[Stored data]
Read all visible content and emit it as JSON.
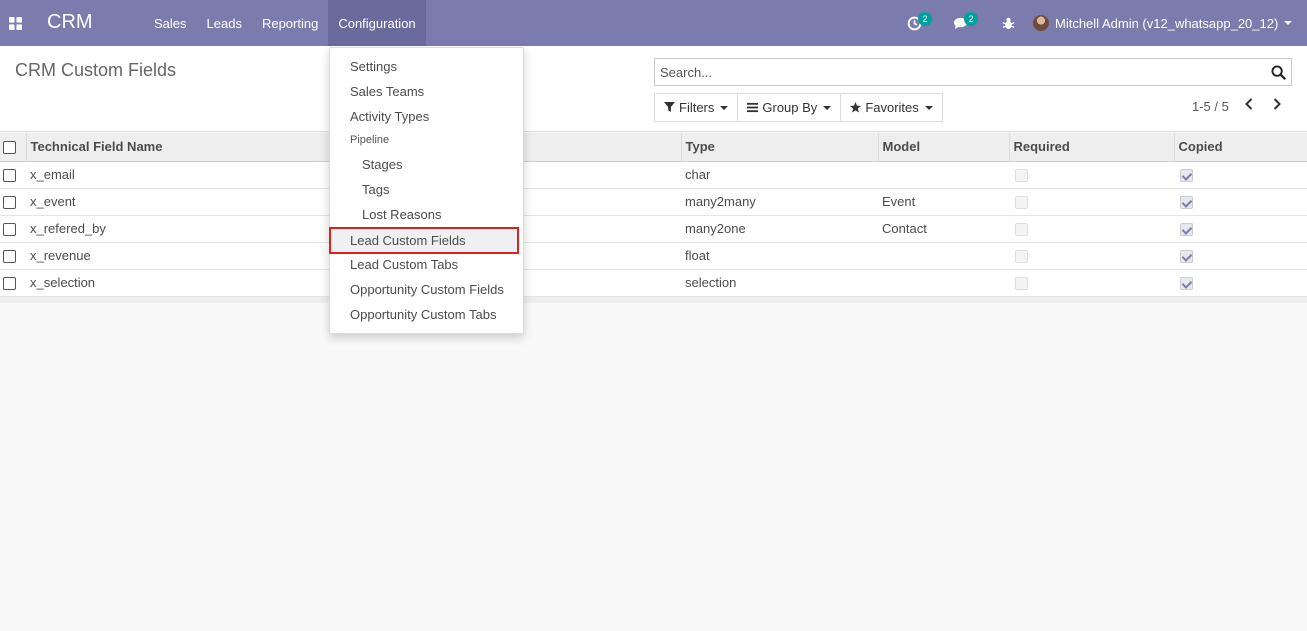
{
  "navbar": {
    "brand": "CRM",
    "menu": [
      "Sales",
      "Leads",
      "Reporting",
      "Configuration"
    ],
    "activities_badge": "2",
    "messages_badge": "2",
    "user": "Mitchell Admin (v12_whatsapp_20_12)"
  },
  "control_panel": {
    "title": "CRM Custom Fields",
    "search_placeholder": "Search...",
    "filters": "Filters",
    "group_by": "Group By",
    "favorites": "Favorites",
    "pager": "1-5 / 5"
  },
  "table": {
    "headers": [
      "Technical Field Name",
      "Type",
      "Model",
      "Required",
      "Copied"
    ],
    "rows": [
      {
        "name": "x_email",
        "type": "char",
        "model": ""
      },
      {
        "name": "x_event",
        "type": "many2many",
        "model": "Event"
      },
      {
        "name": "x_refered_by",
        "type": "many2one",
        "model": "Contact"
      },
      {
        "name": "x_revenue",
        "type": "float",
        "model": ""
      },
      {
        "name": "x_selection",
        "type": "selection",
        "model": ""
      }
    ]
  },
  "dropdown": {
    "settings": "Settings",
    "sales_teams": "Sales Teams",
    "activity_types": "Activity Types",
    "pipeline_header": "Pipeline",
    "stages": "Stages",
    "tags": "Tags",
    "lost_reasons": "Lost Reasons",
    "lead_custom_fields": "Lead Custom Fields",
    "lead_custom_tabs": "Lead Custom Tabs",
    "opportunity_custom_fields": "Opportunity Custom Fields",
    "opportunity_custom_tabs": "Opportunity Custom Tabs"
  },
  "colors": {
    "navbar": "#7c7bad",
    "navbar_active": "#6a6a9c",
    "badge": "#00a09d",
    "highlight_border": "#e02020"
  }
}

* * *

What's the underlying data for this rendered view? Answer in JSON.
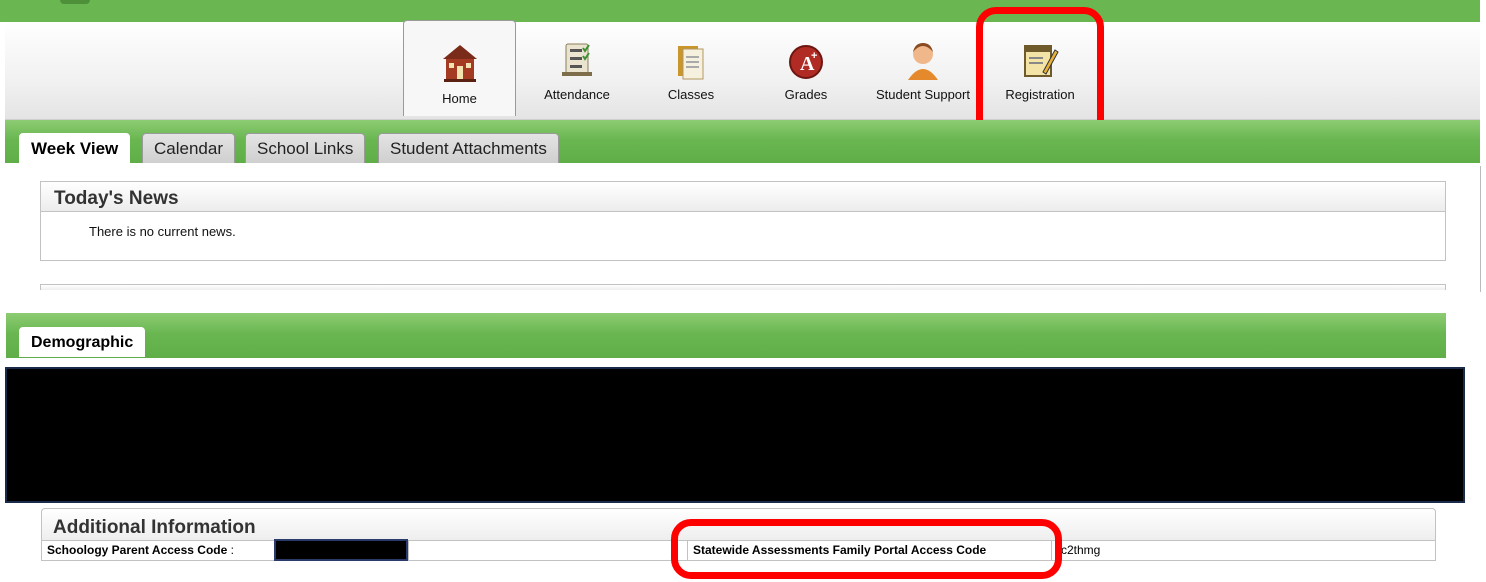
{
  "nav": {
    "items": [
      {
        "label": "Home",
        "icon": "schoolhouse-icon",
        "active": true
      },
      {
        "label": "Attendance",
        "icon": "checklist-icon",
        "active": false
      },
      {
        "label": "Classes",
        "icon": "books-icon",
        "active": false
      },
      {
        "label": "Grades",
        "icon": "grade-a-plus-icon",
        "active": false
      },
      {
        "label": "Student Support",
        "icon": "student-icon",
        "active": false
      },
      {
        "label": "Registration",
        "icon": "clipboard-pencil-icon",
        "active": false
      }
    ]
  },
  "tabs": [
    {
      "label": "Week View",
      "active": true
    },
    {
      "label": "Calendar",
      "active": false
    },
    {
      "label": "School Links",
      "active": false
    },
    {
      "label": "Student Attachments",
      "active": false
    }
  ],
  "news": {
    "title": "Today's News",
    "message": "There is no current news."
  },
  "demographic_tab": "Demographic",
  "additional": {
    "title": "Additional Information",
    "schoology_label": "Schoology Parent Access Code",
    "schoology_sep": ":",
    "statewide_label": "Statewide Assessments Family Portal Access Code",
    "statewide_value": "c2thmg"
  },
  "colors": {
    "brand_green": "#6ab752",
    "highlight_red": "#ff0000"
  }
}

**Exercise instructions**
Each line that has the word "title" should be copied.

**Answer to this exercise**
    "title": "CRM Custom Fields",
    "title": "Today's News",
    "title": "Additional Information",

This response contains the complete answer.